▶ STATED EXERCISE:
In the data below, find every line with the string "Icon" and pull it out.

▶ RECORDS PROVIDED:
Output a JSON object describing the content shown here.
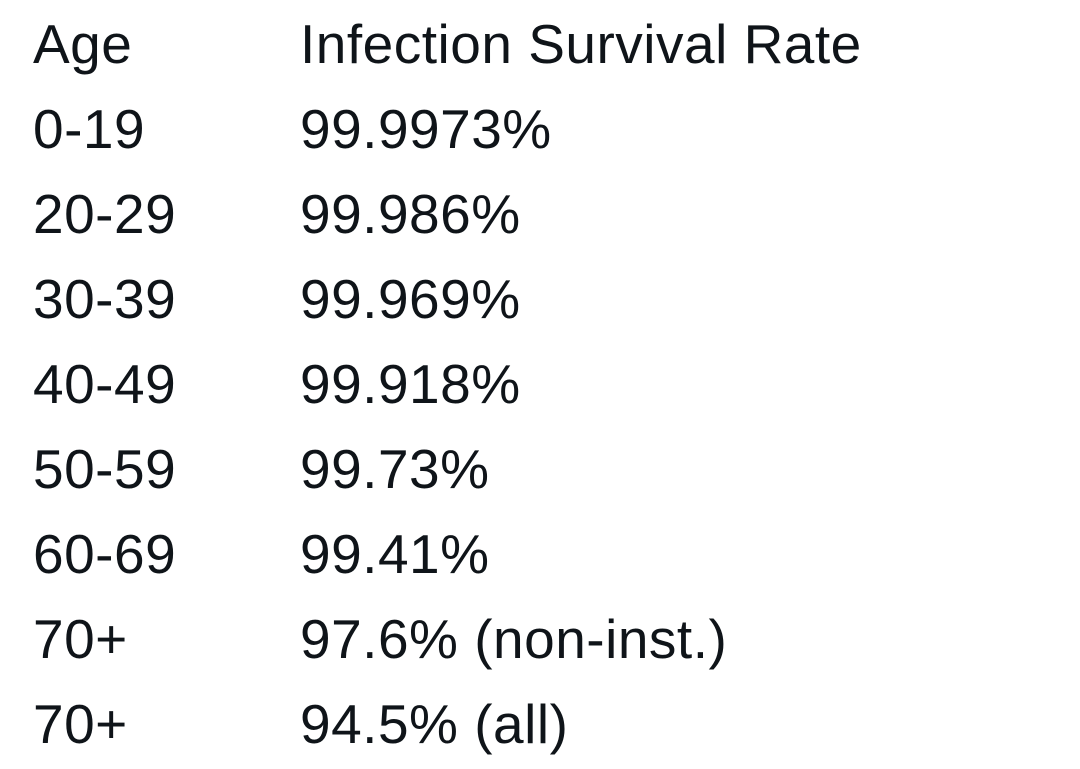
{
  "table": {
    "headers": {
      "age": "Age",
      "rate": "Infection Survival Rate"
    },
    "rows": [
      {
        "age": "0-19",
        "rate": "99.9973%"
      },
      {
        "age": "20-29",
        "rate": "99.986%"
      },
      {
        "age": "30-39",
        "rate": "99.969%"
      },
      {
        "age": "40-49",
        "rate": "99.918%"
      },
      {
        "age": "50-59",
        "rate": "99.73%"
      },
      {
        "age": "60-69",
        "rate": "99.41%"
      },
      {
        "age": "70+",
        "rate": "97.6% (non-inst.)"
      },
      {
        "age": "70+",
        "rate": "94.5% (all)"
      }
    ],
    "text_color": "#0f1419",
    "background_color": "#ffffff"
  }
}
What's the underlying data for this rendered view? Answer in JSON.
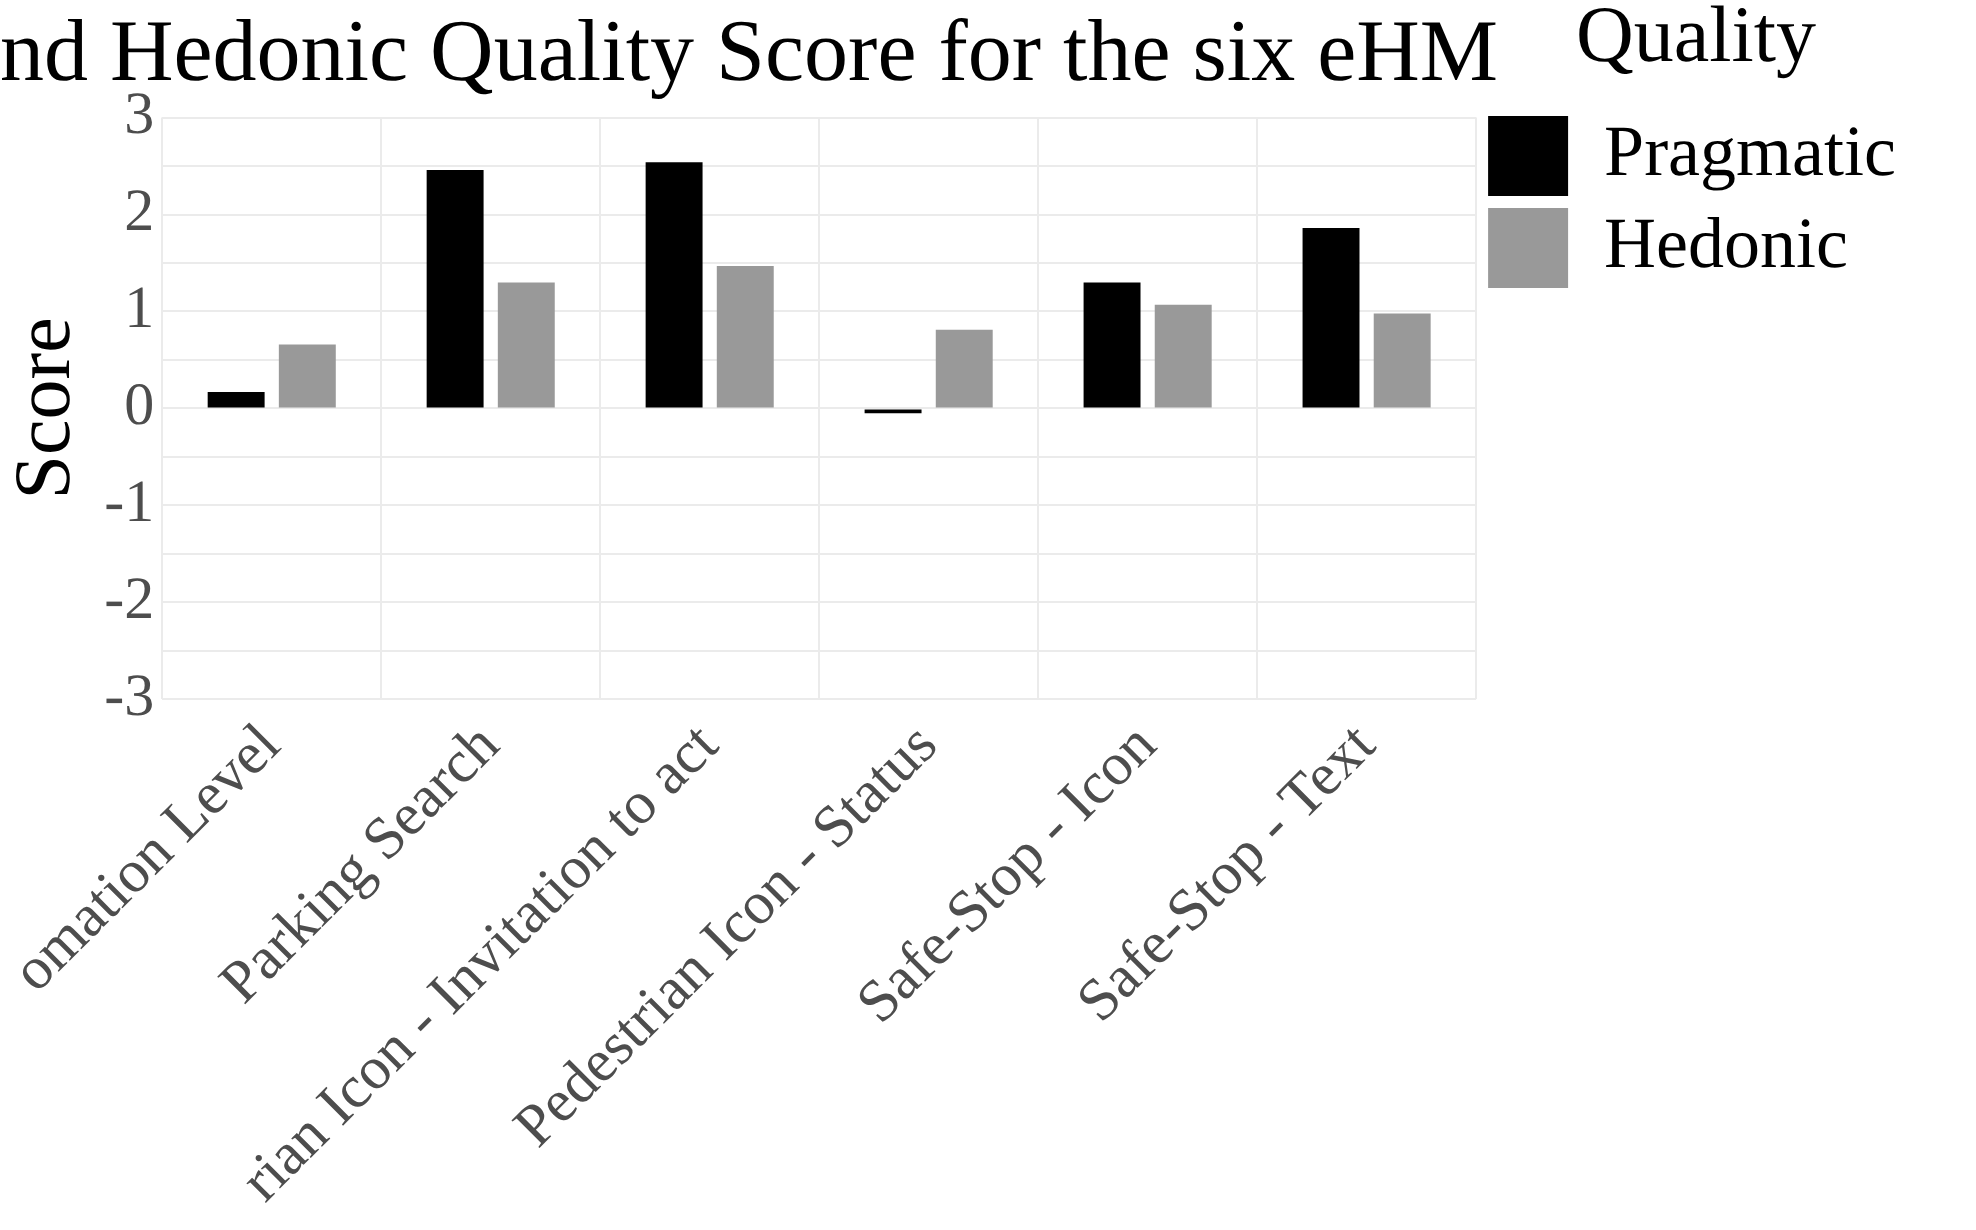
{
  "chart_data": {
    "type": "bar",
    "title": "nd Hedonic Quality Score for the six eHM",
    "ylabel": "Score",
    "legend_title": "Quality",
    "categories": [
      "omation Level",
      "Parking Search",
      "rian Icon - Invitation to act",
      "Pedestrian Icon - Status",
      "Safe-Stop - Icon",
      "Safe-Stop - Text"
    ],
    "series": [
      {
        "name": "Pragmatic",
        "color": "#000000",
        "values": [
          0.17,
          2.46,
          2.54,
          -0.05,
          1.3,
          1.86
        ]
      },
      {
        "name": "Hedonic",
        "color": "#999999",
        "values": [
          0.66,
          1.3,
          1.47,
          0.81,
          1.07,
          0.98
        ]
      }
    ],
    "ylim": [
      -3,
      3
    ],
    "yticks": [
      -3,
      {
        "value": -2.5,
        "label": null
      },
      -2,
      {
        "value": -1.5,
        "label": null
      },
      -1,
      {
        "value": -0.5,
        "label": null
      },
      0,
      {
        "value": 0.5,
        "label": null
      },
      1,
      {
        "value": 1.5,
        "label": null
      },
      2,
      {
        "value": 2.5,
        "label": null
      },
      3
    ],
    "grid": true,
    "legend": "right"
  }
}
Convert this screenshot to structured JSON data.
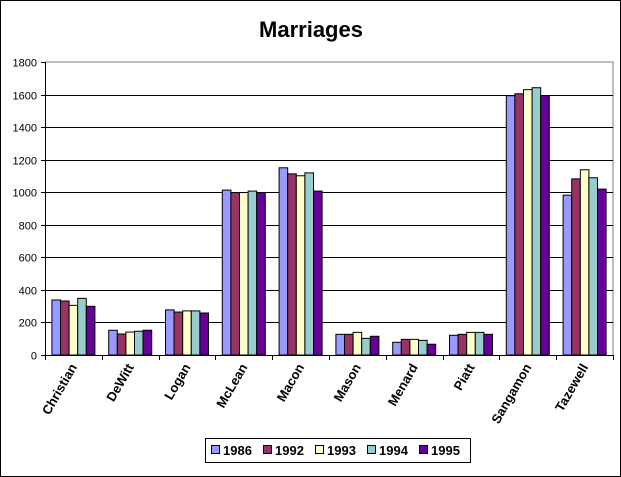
{
  "chart_data": {
    "type": "bar",
    "title": "Marriages",
    "xlabel": "",
    "ylabel": "",
    "ylim": [
      0,
      1800
    ],
    "yticks": [
      0,
      200,
      400,
      600,
      800,
      1000,
      1200,
      1400,
      1600,
      1800
    ],
    "grid": true,
    "legend_placement": "bottom",
    "categories": [
      "Christian",
      "DeWitt",
      "Logan",
      "McLean",
      "Macon",
      "Mason",
      "Menard",
      "Piatt",
      "Sangamon",
      "Tazewell"
    ],
    "series": [
      {
        "name": "1986",
        "color": "#9999ff",
        "values": [
          338,
          152,
          277,
          1013,
          1150,
          127,
          78,
          121,
          1593,
          982
        ]
      },
      {
        "name": "1992",
        "color": "#993366",
        "values": [
          332,
          129,
          264,
          998,
          1113,
          127,
          96,
          127,
          1605,
          1082
        ]
      },
      {
        "name": "1993",
        "color": "#ffffcc",
        "values": [
          305,
          141,
          271,
          998,
          1101,
          139,
          96,
          139,
          1630,
          1138
        ]
      },
      {
        "name": "1994",
        "color": "#99cccc",
        "values": [
          348,
          146,
          271,
          1007,
          1119,
          102,
          90,
          139,
          1642,
          1089
        ]
      },
      {
        "name": "1995",
        "color": "#660099",
        "values": [
          299,
          152,
          258,
          998,
          1007,
          115,
          66,
          127,
          1593,
          1019
        ]
      }
    ]
  }
}
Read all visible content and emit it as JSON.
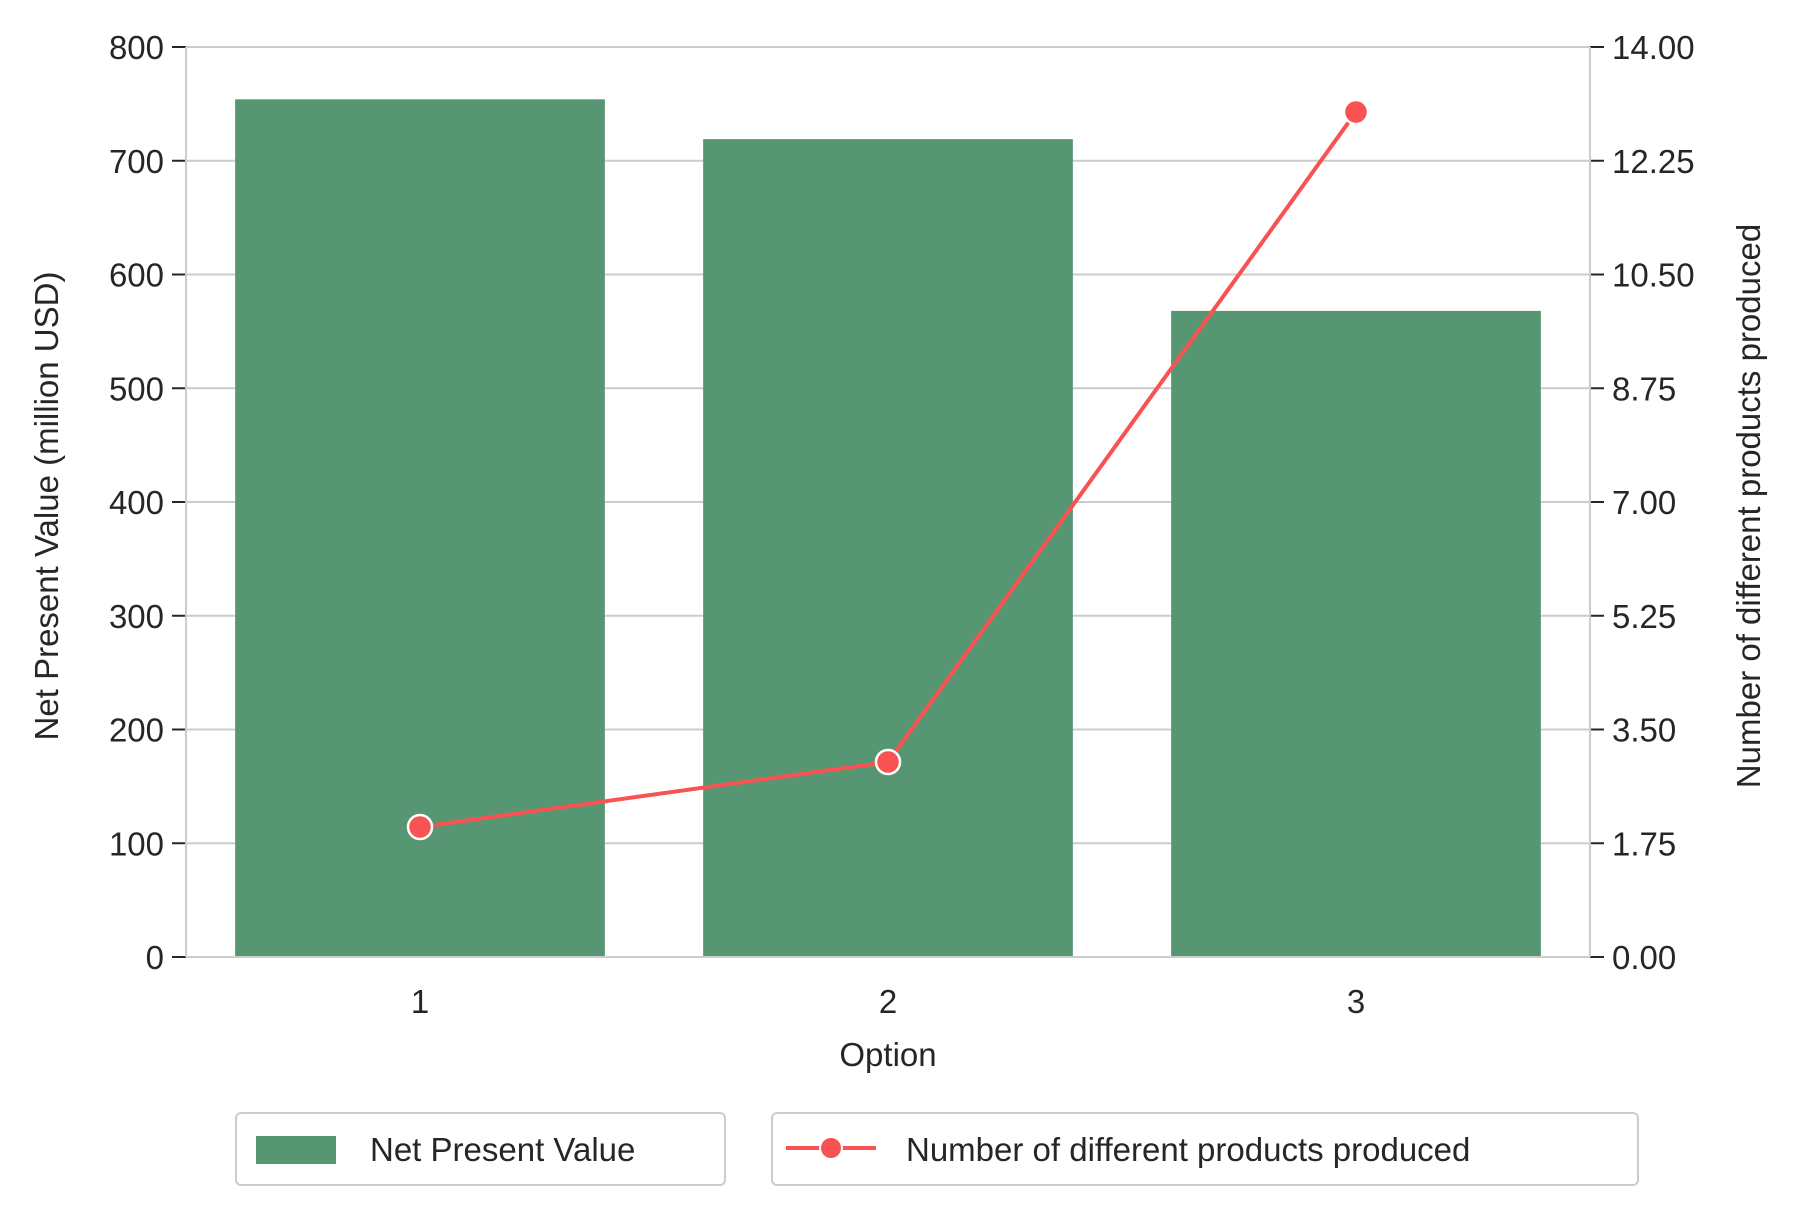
{
  "colors": {
    "bar": "#569673",
    "line": "#f85252",
    "grid": "#cccccc",
    "axis": "#cccccc",
    "text": "#262626"
  },
  "chart_data": {
    "type": "bar",
    "categories": [
      "1",
      "2",
      "3"
    ],
    "xlabel": "Option",
    "ylabel": "Net Present Value (million USD)",
    "ylabel_right": "Number of different products produced",
    "ylim": [
      0,
      800
    ],
    "ylim_right": [
      0,
      14
    ],
    "yticks": [
      "0",
      "100",
      "200",
      "300",
      "400",
      "500",
      "600",
      "700",
      "800"
    ],
    "yticks_right": [
      "0.00",
      "1.75",
      "3.50",
      "5.25",
      "7.00",
      "8.75",
      "10.50",
      "12.25",
      "14.00"
    ],
    "grid": true,
    "legend_position": "bottom-center",
    "series": [
      {
        "name": "Net Present Value",
        "type": "bar",
        "axis": "left",
        "values": [
          754,
          719,
          568
        ]
      },
      {
        "name": "Number of different products produced",
        "type": "line",
        "axis": "right",
        "marker": "circle",
        "values": [
          2,
          3,
          13
        ]
      }
    ]
  }
}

▶ WRITTEN REPLY:
      "rian Icon - Invitation to act",
      "Pedestrian Icon - Status",
      "Safe-Stop - Icon",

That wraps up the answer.